_What you are asked to do_. Print out each record below, unaltered and complete, without its images.

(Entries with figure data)
+++

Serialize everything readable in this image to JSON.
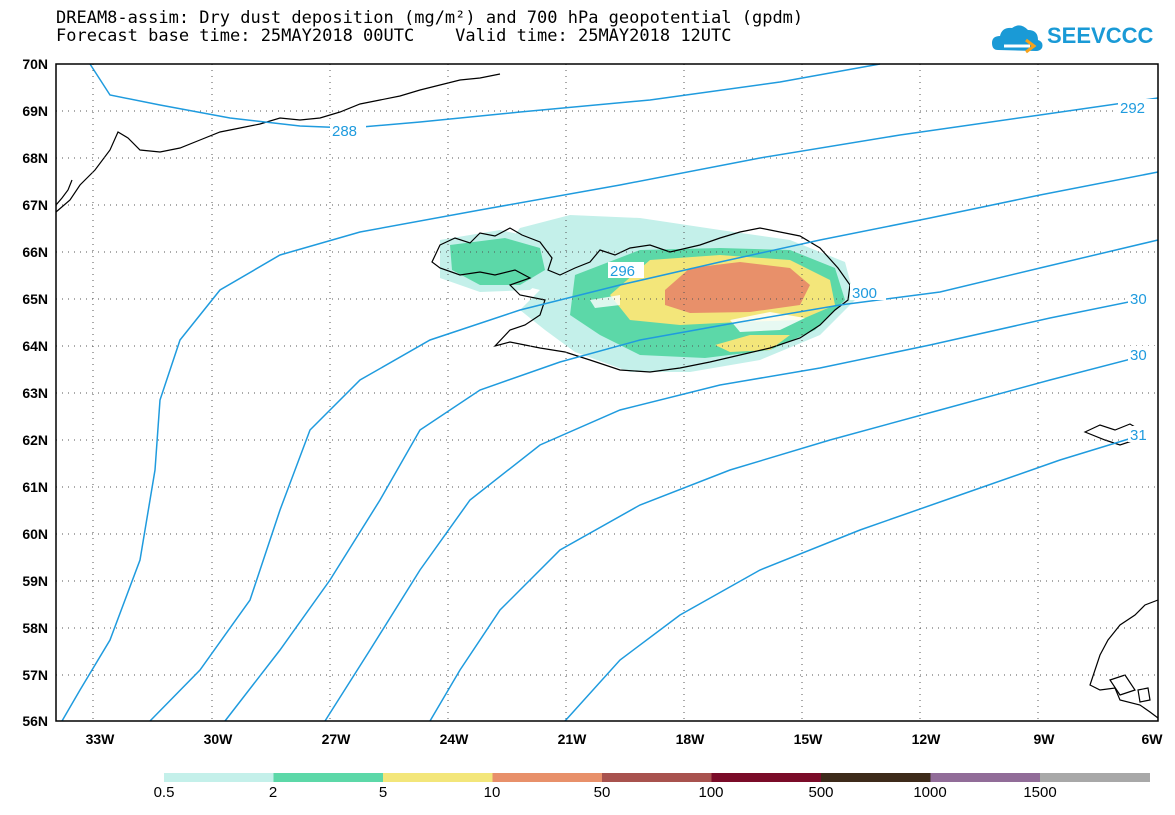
{
  "title_line1": "DREAM8-assim: Dry dust deposition (mg/m²) and 700 hPa geopotential (gpdm)",
  "title_line2": "Forecast base time: 25MAY2018 00UTC    Valid time: 25MAY2018 12UTC",
  "logo_text": "SEEVCCC",
  "logo_icon": "cloud-icon",
  "map": {
    "lon_range": [
      -34.5,
      -6
    ],
    "lat_range": [
      56,
      70
    ],
    "lat_labels": [
      "70N",
      "69N",
      "68N",
      "67N",
      "66N",
      "65N",
      "64N",
      "63N",
      "62N",
      "61N",
      "60N",
      "59N",
      "58N",
      "57N",
      "56N"
    ],
    "lon_labels": [
      "33W",
      "30W",
      "27W",
      "24W",
      "21W",
      "18W",
      "15W",
      "12W",
      "9W",
      "6W"
    ],
    "grid": "dotted",
    "contour_color": "#1f9bde",
    "contour_labels": [
      "288",
      "292",
      "296",
      "300",
      "30",
      "30",
      "31"
    ]
  },
  "legend": {
    "labels": [
      "0.5",
      "2",
      "5",
      "10",
      "50",
      "100",
      "500",
      "1000",
      "1500"
    ],
    "colors": [
      "#c4f0ea",
      "#5cd8a8",
      "#f3e67a",
      "#e8906a",
      "#a8524e",
      "#7a0b28",
      "#3d2a1a",
      "#916c98",
      "#a8a8a8"
    ]
  }
}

+++

_Answer to this task_.
Serialize everything readable in this image to JSON.
{
  "title_line1": "DREAM8-assim: Dry dust deposition (mg/m²) and 700 hPa geopotential (gpdm)",
  "title_line2": "Forecast base time: 25MAY2018 00UTC    Valid time: 25MAY2018 12UTC",
  "logo_text": "SEEVCCC",
  "logo_icon": "cloud-icon",
  "map": {
    "lon_range": [
      -34.5,
      -6
    ],
    "lat_range": [
      56,
      70
    ],
    "lat_labels": [
      "70N",
      "69N",
      "68N",
      "67N",
      "66N",
      "65N",
      "64N",
      "63N",
      "62N",
      "61N",
      "60N",
      "59N",
      "58N",
      "57N",
      "56N"
    ],
    "lon_labels": [
      "33W",
      "30W",
      "27W",
      "24W",
      "21W",
      "18W",
      "15W",
      "12W",
      "9W",
      "6W"
    ],
    "grid": "dotted",
    "contour_color": "#1f9bde",
    "contour_labels": [
      "288",
      "292",
      "296",
      "300",
      "30",
      "30",
      "31"
    ]
  },
  "legend": {
    "labels": [
      "0.5",
      "2",
      "5",
      "10",
      "50",
      "100",
      "500",
      "1000",
      "1500"
    ],
    "colors": [
      "#c4f0ea",
      "#5cd8a8",
      "#f3e67a",
      "#e8906a",
      "#a8524e",
      "#7a0b28",
      "#3d2a1a",
      "#916c98",
      "#a8a8a8"
    ]
  }
}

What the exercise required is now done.